### DIRECTIONS FOR THIS TASK
Repeat, exactly and completely, the material that follows. Omit the pictures.

### DATA
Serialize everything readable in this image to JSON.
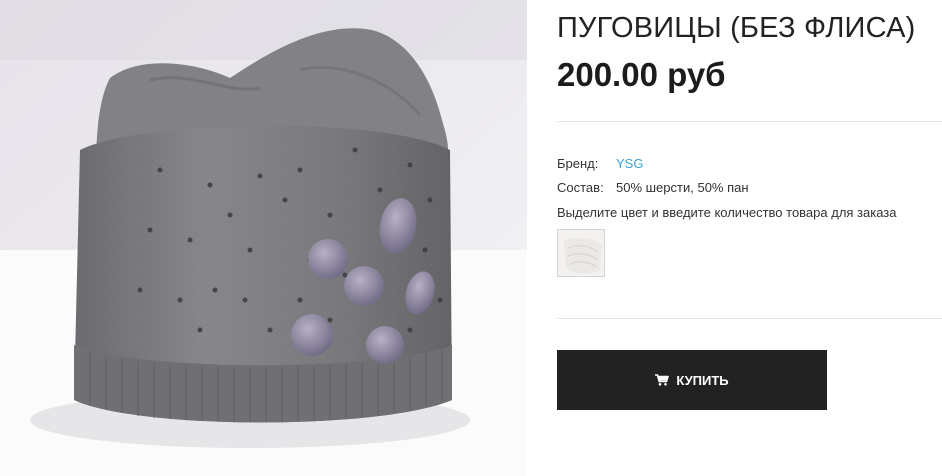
{
  "product": {
    "title": "ПУГОВИЦЫ (БЕЗ ФЛИСА)",
    "price": "200.00 руб",
    "image_alt": "Серая вязаная шапка с пуговицами"
  },
  "attributes": {
    "brand_label": "Бренд:",
    "brand_value": "YSG",
    "composition_label": "Состав:",
    "composition_value": "50% шерсти, 50% пан"
  },
  "instructions": "Выделите цвет и введите количество товара для заказа",
  "swatches": [
    {
      "name": "white",
      "color": "#f2f1ef"
    }
  ],
  "buy_button": {
    "label": "КУПИТЬ",
    "icon": "cart-icon"
  },
  "colors": {
    "button_bg": "#222222",
    "link": "#3aa3d8"
  }
}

### COMPLETED TASK
Serialize everything readable in this image to JSON.
{
  "product": {
    "title": "ПУГОВИЦЫ (БЕЗ ФЛИСА)",
    "price": "200.00 руб",
    "image_alt": "Серая вязаная шапка с пуговицами"
  },
  "attributes": {
    "brand_label": "Бренд:",
    "brand_value": "YSG",
    "composition_label": "Состав:",
    "composition_value": "50% шерсти, 50% пан"
  },
  "instructions": "Выделите цвет и введите количество товара для заказа",
  "swatches": [
    {
      "name": "white",
      "color": "#f2f1ef"
    }
  ],
  "buy_button": {
    "label": "КУПИТЬ",
    "icon": "cart-icon"
  },
  "colors": {
    "button_bg": "#222222",
    "link": "#3aa3d8"
  }
}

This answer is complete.